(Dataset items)
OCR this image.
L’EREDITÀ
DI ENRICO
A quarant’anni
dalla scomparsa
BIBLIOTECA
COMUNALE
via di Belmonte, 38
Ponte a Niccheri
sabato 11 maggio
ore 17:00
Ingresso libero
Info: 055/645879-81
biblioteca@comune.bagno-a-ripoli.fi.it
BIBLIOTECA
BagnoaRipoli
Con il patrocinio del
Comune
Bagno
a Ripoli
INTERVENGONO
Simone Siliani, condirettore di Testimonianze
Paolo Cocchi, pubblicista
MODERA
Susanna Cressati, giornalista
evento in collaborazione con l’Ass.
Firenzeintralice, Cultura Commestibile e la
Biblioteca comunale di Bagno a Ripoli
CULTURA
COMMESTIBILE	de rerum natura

* * *

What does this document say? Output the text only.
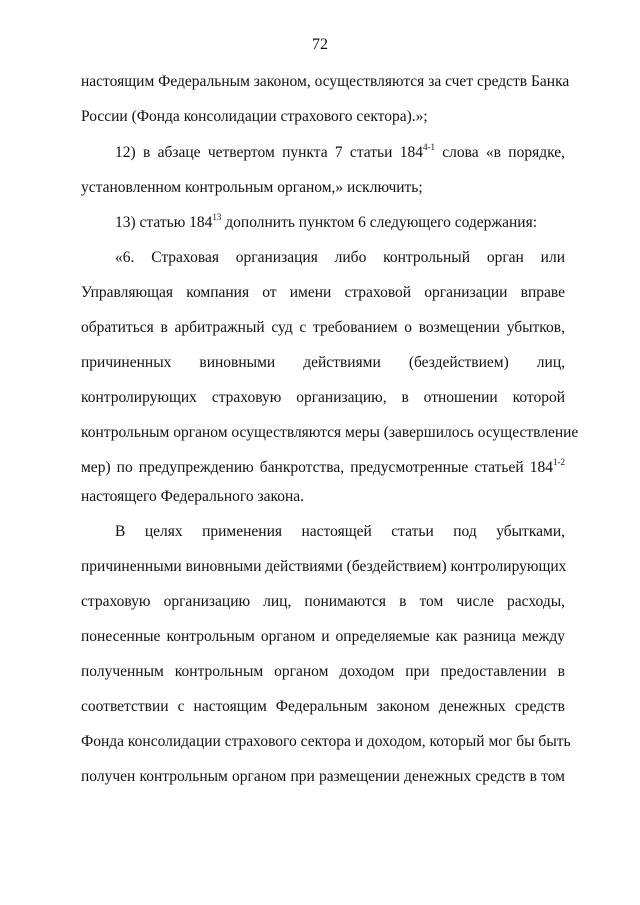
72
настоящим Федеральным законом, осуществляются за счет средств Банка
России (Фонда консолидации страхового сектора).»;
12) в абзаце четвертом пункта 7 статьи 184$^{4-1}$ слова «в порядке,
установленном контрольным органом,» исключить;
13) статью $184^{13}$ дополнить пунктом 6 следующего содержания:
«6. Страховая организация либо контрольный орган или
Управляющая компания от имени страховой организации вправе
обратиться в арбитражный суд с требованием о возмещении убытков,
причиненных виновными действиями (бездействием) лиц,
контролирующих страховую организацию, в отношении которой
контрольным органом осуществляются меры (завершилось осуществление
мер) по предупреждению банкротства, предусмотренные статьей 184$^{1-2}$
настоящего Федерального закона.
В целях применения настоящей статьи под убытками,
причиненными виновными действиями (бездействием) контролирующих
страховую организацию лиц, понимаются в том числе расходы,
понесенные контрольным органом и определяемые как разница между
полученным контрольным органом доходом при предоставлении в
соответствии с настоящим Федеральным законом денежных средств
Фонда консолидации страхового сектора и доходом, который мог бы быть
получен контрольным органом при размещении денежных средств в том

### WRITTEN EXERCISE
Which lines hold the string "законом"? Copy all of them from the data above.

### TASK RESULT
настоящим Федеральным законом, осуществляются за счет средств Банка
соответствии с настоящим Федеральным законом денежных средств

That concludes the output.